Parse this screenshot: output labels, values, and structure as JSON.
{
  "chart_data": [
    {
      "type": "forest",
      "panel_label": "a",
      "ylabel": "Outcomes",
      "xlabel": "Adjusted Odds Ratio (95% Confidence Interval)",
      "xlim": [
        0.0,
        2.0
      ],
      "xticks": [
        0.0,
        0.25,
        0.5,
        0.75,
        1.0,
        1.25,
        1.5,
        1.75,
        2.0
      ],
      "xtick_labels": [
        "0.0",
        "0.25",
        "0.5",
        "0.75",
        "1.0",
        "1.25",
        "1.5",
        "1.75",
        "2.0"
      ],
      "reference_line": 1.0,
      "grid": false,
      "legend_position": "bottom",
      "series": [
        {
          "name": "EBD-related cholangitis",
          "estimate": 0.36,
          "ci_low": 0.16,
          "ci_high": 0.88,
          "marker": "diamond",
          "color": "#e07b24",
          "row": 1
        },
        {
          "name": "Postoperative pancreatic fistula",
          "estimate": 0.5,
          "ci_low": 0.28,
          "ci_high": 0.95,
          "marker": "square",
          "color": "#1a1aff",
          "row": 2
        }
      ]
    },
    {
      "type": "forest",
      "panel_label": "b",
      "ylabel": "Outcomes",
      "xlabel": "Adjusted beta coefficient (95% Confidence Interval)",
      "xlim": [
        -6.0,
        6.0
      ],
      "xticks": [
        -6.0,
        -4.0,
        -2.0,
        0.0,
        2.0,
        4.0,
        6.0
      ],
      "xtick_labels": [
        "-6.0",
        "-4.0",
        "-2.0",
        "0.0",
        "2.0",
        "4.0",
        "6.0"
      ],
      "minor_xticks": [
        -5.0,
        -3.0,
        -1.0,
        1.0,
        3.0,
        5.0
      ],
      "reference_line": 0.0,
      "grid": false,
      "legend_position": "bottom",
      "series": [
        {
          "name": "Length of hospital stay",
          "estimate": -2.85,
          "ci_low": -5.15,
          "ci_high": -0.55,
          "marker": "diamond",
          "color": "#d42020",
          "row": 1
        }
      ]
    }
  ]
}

* _GOAL_: Reproduce the complete data exactly as presented above.

* _SOLUTION FOR THIS PROBLEM_:
Parse this screenshot: output labels, values, and structure as JSON.
{
  "chart_data": [
    {
      "type": "forest",
      "panel_label": "a",
      "ylabel": "Outcomes",
      "xlabel": "Adjusted Odds Ratio (95% Confidence Interval)",
      "xlim": [
        0.0,
        2.0
      ],
      "xticks": [
        0.0,
        0.25,
        0.5,
        0.75,
        1.0,
        1.25,
        1.5,
        1.75,
        2.0
      ],
      "xtick_labels": [
        "0.0",
        "0.25",
        "0.5",
        "0.75",
        "1.0",
        "1.25",
        "1.5",
        "1.75",
        "2.0"
      ],
      "reference_line": 1.0,
      "grid": false,
      "legend_position": "bottom",
      "series": [
        {
          "name": "EBD-related cholangitis",
          "estimate": 0.36,
          "ci_low": 0.16,
          "ci_high": 0.88,
          "marker": "diamond",
          "color": "#e07b24",
          "row": 1
        },
        {
          "name": "Postoperative pancreatic fistula",
          "estimate": 0.5,
          "ci_low": 0.28,
          "ci_high": 0.95,
          "marker": "square",
          "color": "#1a1aff",
          "row": 2
        }
      ]
    },
    {
      "type": "forest",
      "panel_label": "b",
      "ylabel": "Outcomes",
      "xlabel": "Adjusted beta coefficient (95% Confidence Interval)",
      "xlim": [
        -6.0,
        6.0
      ],
      "xticks": [
        -6.0,
        -4.0,
        -2.0,
        0.0,
        2.0,
        4.0,
        6.0
      ],
      "xtick_labels": [
        "-6.0",
        "-4.0",
        "-2.0",
        "0.0",
        "2.0",
        "4.0",
        "6.0"
      ],
      "minor_xticks": [
        -5.0,
        -3.0,
        -1.0,
        1.0,
        3.0,
        5.0
      ],
      "reference_line": 0.0,
      "grid": false,
      "legend_position": "bottom",
      "series": [
        {
          "name": "Length of hospital stay",
          "estimate": -2.85,
          "ci_low": -5.15,
          "ci_high": -0.55,
          "marker": "diamond",
          "color": "#d42020",
          "row": 1
        }
      ]
    }
  ]
}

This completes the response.